- **READING TEXT**:
----------

Stupid or Evil?

Stupid implies they were motivated by noble instincts and were merely misguided, ignorant, or incompetent.

Evil says they knew exactly what they were doing.

Unless you think everyone’s an idiot except you (which I do with ample justification but is not really relevant) I think you’ve got to come out somewhere on the evil side.  Does the rot go to the top?

Have you been asleep since Lehman?

Now the DOJ Admits They Got it Wrong

by William Black, New Economic Perspectives

Posted on September 11, 2015

It is now seven years after Lehman’s senior officers’ frauds destroyed it and triggered the financial crisis. The Bush and Obama administrations have not convicted a single senior bank officer for leading the fraud epidemics that triggered the crisis. The Department’s announced restoration of the rule of law for elite white-collar criminals, even if it becomes real, will come too late to prosecute the senior bankers for leading the fraud epidemics. The Justice Department has, effectively, let the statute of limitations run and allowed the most destructive white-collar criminal bankers in history to become wealthy through fraud with absolute impunity. This will go down as the Justice Department’s greatest strategic failure against elite white-collar crime.

The Obama administration and the Department have failed to take the most basic steps essential to prosecute elite bankers. They have not restored the “criminal referral coordinators” at the banking regulatory agencies and they have virtually ignored the whistleblowers who gave them cases against the top bankers on a platinum platter. The Department has not even trained its attorneys and the FBI to understand, detect, investigate, and prosecute the “accounting control frauds” that caused the financial crisis. The restoration of the rule of law that the new policy promises will not happen in more than a token number of cases against senior bankers until these basic steps are taken.



As a corporate executive once told a former Assistant Attorney General of ours: “[A]s long as you are only talking about money, the company can at the end of the day take care of me . . . but once you begin talking about taking away my liberty, there is nothing that the company can do for me.”(1) Executives often offer to pay higher fines to get a break on their jail time, but they never offer to spend more time in prison in order to get a discount on their fine.

We know that prison sentences are a deterrent to executives who would otherwise extend their cartel activity to the United States. In many cases, the Division has discovered cartelists who were colluding on products sold in other parts of the world and who sold product in the United States, but who did not extend their cartel activity to U.S. sales. In some of these cases, although the U.S. market was the cartelists’ largest market and potentially the most profitable, the collusion stopped at the border because of the risk of going to prison in the United States.”

----------

- **GIVEN RECORDS**:
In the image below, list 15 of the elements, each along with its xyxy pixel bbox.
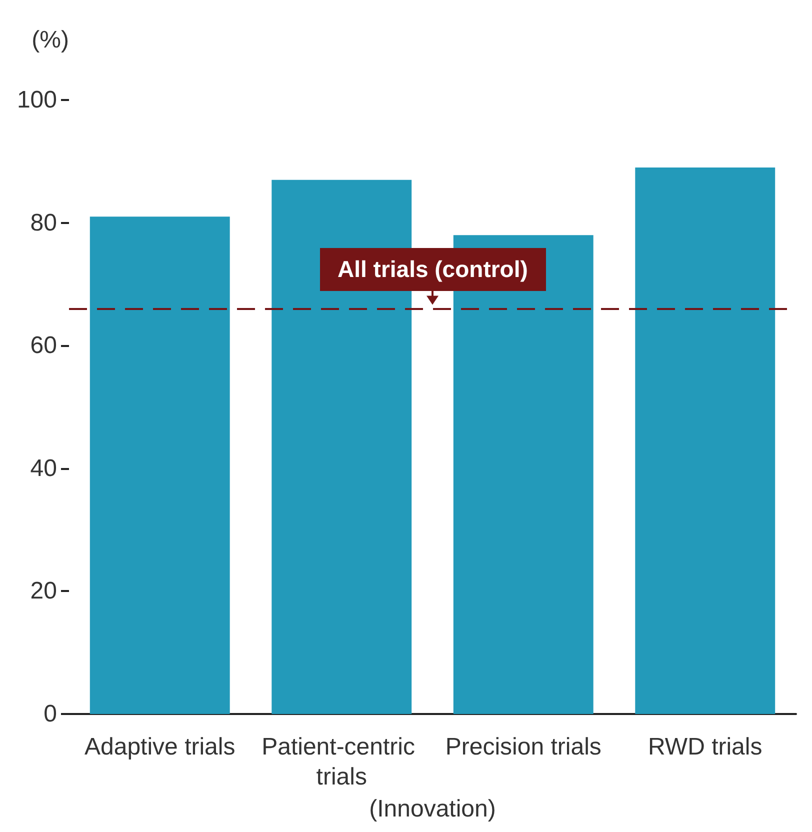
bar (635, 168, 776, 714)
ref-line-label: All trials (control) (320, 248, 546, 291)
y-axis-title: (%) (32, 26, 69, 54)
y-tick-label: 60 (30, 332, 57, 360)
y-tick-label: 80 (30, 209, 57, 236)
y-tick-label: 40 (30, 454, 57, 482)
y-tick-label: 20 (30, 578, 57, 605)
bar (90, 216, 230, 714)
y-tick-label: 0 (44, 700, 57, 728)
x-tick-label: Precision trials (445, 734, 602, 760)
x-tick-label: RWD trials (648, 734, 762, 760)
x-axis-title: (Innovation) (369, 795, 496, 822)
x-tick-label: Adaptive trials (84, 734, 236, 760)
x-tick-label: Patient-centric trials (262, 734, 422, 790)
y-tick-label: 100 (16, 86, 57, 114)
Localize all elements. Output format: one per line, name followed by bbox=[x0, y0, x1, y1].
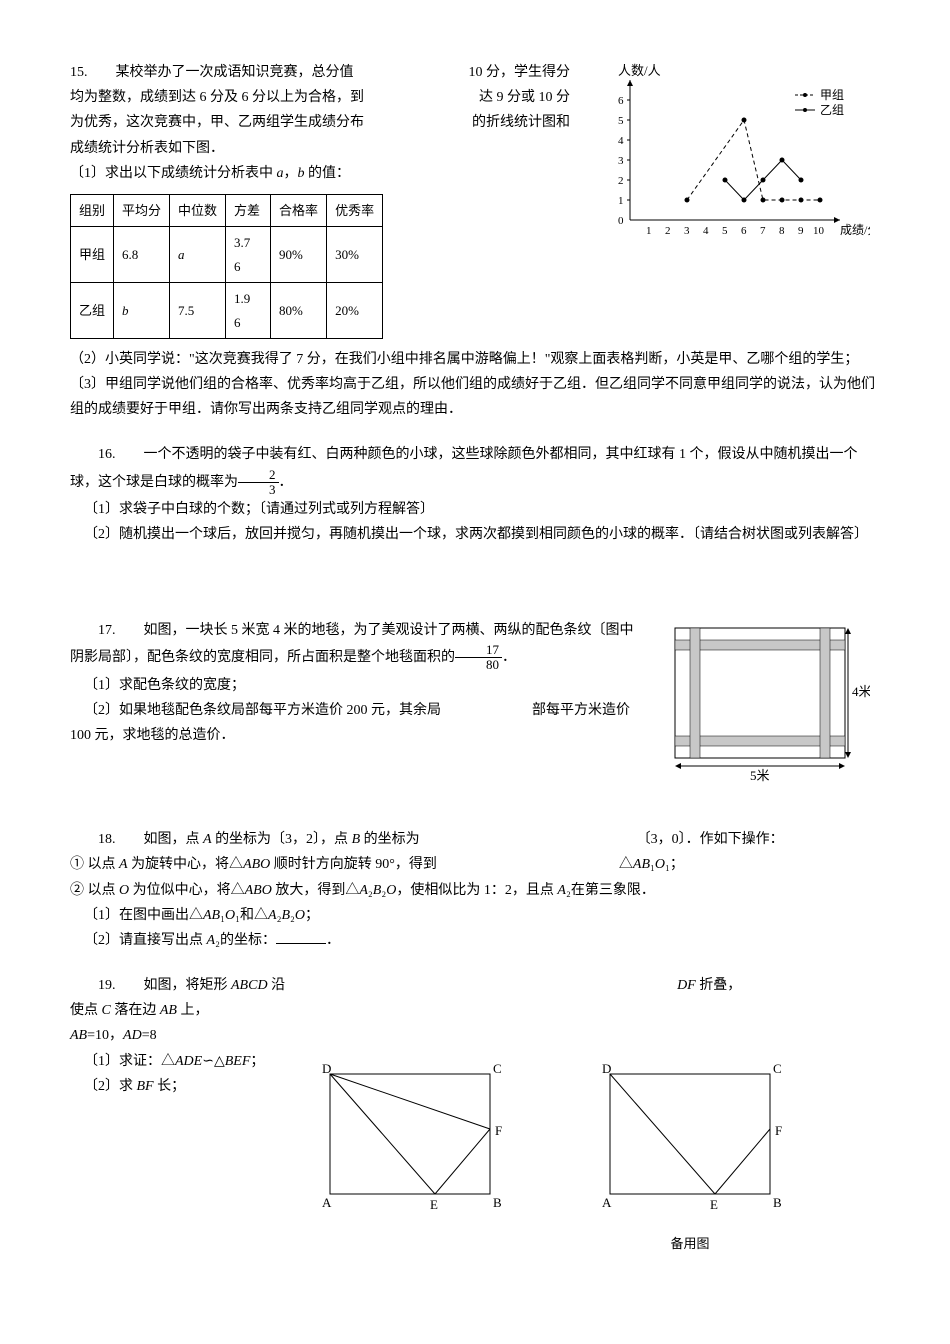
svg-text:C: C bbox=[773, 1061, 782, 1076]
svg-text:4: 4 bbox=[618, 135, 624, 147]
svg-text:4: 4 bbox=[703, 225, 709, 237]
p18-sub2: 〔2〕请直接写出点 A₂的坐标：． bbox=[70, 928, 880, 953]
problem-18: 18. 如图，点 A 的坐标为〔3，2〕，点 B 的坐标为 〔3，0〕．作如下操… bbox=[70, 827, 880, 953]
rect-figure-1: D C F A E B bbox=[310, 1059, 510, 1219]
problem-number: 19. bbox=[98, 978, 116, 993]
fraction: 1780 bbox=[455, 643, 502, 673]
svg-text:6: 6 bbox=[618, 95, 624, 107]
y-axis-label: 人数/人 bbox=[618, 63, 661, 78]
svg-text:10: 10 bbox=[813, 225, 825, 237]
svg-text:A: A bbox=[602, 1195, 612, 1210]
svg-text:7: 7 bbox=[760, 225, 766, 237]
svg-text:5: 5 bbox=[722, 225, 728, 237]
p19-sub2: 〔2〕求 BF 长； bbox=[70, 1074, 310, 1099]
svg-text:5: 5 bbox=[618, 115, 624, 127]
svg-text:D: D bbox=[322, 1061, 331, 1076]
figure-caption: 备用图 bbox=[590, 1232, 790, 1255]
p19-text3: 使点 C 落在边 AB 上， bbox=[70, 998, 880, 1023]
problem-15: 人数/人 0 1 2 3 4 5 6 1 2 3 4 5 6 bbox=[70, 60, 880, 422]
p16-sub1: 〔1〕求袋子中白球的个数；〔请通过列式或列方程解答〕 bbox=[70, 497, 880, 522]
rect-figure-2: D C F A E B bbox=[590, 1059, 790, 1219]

----------

- **TO DO**:
- 1) Format the part of the records that opens with the line containing "bar (635, 168, 776, 714)" and closes with the line containing "x-tick-label: Patient-centric trials" as a JSON list of strings, one string per line.
- 2) Please continue the piece on the Justice Department and senior bankers, starting right after its last sentence.

- **PER-TASK ANSWERS**:
- 1)
[
  "bar (635, 168, 776, 714)",
  "ref-line-label: All trials (control) (320, 248, 546, 291)",
  "y-axis-title: (%) (32, 26, 69, 54)",
  "y-tick-label: 60 (30, 332, 57, 360)",
  "y-tick-label: 80 (30, 209, 57, 236)",
  "y-tick-label: 40 (30, 454, 57, 482)",
  "y-tick-label: 20 (30, 578, 57, 605)",
  "bar (90, 216, 230, 714)",
  "y-tick-label: 0 (44, 700, 57, 728)",
  "x-tick-label: Precision trials (445, 734, 602, 760)",
  "x-tick-label: RWD trials (648, 734, 762, 760)",
  "x-axis-title: (Innovation) (369, 795, 496, 822)",
  "x-tick-label: Adaptive trials (84, 734, 236, 760)",
  "x-tick-label: Patient-centric trials (262, 734, 422, 790)"
]

- 2)
As prosecutors, (real) financial regulators, and criminologists, we have known for decades that the only effective means to deter elite white-collar crimes is to imprison the elite officers that grew wealthy by leading those crimes (which include the largest “hard core cartels” in history – by three orders of magnitude). In the words of a Deutsche Bank senior officer, the bank’s participation in the Libor cartel produced a “mountain of money” for the bank (and the officers). Holder’s bank fines were useless – and the Department’s real prosecutors told him why they were useless from the beginning. No one, of course, thinks Holder went rogue in refusing to prosecute fraudulent bank officers. President Obama would have requested his resignation six years ago if he were upset at Holder’s grant of de facto immunity to our most destructive elite white-collar criminals.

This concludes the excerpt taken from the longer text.